▶ _What needs to be done_: Every record should be copied exactly, except that pictures are to be omitted.

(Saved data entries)
▬▬▬▬▬▬

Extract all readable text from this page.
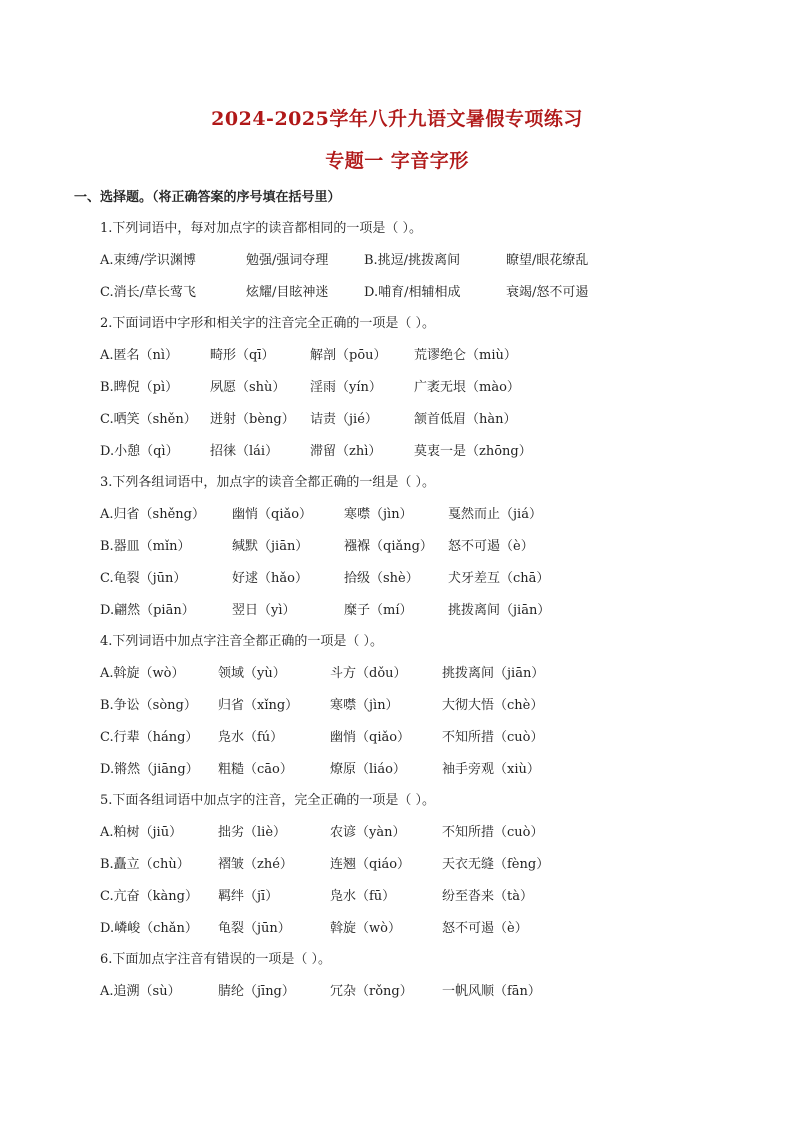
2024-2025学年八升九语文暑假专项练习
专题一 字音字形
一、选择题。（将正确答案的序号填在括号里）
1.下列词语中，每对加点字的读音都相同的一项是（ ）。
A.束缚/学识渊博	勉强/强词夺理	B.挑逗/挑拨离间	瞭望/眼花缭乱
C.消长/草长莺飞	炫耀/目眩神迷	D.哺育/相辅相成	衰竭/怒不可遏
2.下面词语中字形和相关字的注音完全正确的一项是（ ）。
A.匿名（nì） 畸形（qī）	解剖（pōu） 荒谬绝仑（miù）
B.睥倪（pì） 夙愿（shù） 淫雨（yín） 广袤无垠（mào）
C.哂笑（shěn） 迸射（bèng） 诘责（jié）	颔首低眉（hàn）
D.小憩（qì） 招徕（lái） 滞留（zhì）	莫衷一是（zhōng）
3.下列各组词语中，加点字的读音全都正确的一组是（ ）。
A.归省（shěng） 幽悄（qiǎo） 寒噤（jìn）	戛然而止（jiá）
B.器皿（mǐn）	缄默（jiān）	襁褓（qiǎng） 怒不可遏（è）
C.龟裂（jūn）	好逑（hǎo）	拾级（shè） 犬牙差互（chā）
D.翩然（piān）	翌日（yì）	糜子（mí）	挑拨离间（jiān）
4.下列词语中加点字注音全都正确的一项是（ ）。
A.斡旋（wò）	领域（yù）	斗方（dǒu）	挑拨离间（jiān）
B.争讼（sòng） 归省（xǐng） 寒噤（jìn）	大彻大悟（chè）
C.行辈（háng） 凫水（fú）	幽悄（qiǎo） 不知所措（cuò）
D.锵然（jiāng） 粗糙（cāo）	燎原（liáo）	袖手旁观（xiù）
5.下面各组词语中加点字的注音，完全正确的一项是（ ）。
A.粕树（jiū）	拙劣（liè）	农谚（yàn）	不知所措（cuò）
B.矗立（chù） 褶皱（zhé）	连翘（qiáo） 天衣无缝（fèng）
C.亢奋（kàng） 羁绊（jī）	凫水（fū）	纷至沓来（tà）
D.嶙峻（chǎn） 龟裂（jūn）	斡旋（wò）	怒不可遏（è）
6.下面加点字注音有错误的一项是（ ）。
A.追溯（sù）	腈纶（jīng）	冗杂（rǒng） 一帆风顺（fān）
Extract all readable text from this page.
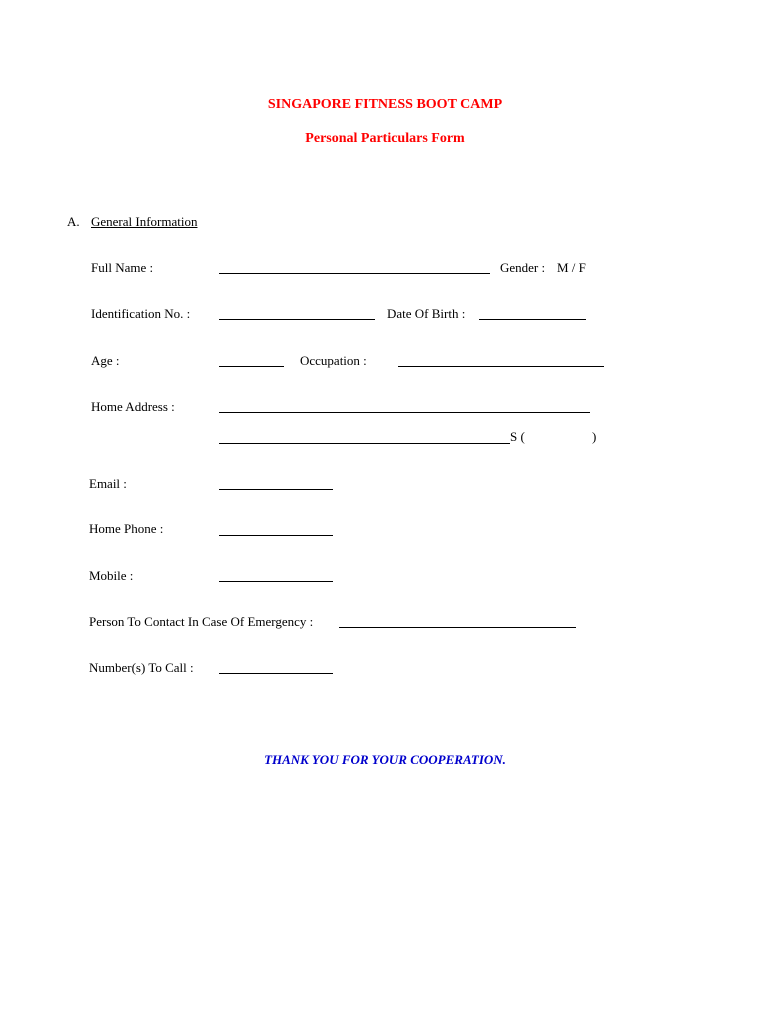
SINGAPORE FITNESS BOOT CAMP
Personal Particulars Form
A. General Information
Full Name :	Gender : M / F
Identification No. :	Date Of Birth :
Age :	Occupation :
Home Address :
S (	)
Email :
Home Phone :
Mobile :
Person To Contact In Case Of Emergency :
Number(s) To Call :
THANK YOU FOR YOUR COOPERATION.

▬▬▬▬▬▬

▶ _Finished exercise_:
Extract all readable text from this page.
2024-2025学年八升九语文暑假专项练习
专题一 字音字形
一、选择题。（将正确答案的序号填在括号里）
1.下列词语中，每对加点字的读音都相同的一项是（ ）。
A.束缚/学识渊博	勉强/强词夺理	B.挑逗/挑拨离间	瞭望/眼花缭乱
C.消长/草长莺飞	炫耀/目眩神迷	D.哺育/相辅相成	衰竭/怒不可遏
2.下面词语中字形和相关字的注音完全正确的一项是（ ）。
A.匿名（nì） 畸形（qī）	解剖（pōu） 荒谬绝仑（miù）
B.睥倪（pì） 夙愿（shù） 淫雨（yín） 广袤无垠（mào）
C.哂笑（shěn） 迸射（bèng） 诘责（jié）	颔首低眉（hàn）
D.小憩（qì） 招徕（lái） 滞留（zhì）	莫衷一是（zhōng）
3.下列各组词语中，加点字的读音全都正确的一组是（ ）。
A.归省（shěng） 幽悄（qiǎo） 寒噤（jìn）	戛然而止（jiá）
B.器皿（mǐn）	缄默（jiān）	襁褓（qiǎng） 怒不可遏（è）
C.龟裂（jūn）	好逑（hǎo）	拾级（shè） 犬牙差互（chā）
D.翩然（piān）	翌日（yì）	糜子（mí）	挑拨离间（jiān）
4.下列词语中加点字注音全都正确的一项是（ ）。
A.斡旋（wò）	领域（yù）	斗方（dǒu）	挑拨离间（jiān）
B.争讼（sòng） 归省（xǐng） 寒噤（jìn）	大彻大悟（chè）
C.行辈（háng） 凫水（fú）	幽悄（qiǎo） 不知所措（cuò）
D.锵然（jiāng） 粗糙（cāo）	燎原（liáo）	袖手旁观（xiù）
5.下面各组词语中加点字的注音，完全正确的一项是（ ）。
A.粕树（jiū）	拙劣（liè）	农谚（yàn）	不知所措（cuò）
B.矗立（chù） 褶皱（zhé）	连翘（qiáo） 天衣无缝（fèng）
C.亢奋（kàng） 羁绊（jī）	凫水（fū）	纷至沓来（tà）
D.嶙峻（chǎn） 龟裂（jūn）	斡旋（wò）	怒不可遏（è）
6.下面加点字注音有错误的一项是（ ）。
A.追溯（sù）	腈纶（jīng）	冗杂（rǒng） 一帆风顺（fān）
Extract all readable text from this page.
SINGAPORE FITNESS BOOT CAMP
Personal Particulars Form
A. General Information
Full Name :	Gender : M / F
Identification No. :	Date Of Birth :
Age :	Occupation :
Home Address :
S (	)
Email :
Home Phone :
Mobile :
Person To Contact In Case Of Emergency :
Number(s) To Call :
THANK YOU FOR YOUR COOPERATION.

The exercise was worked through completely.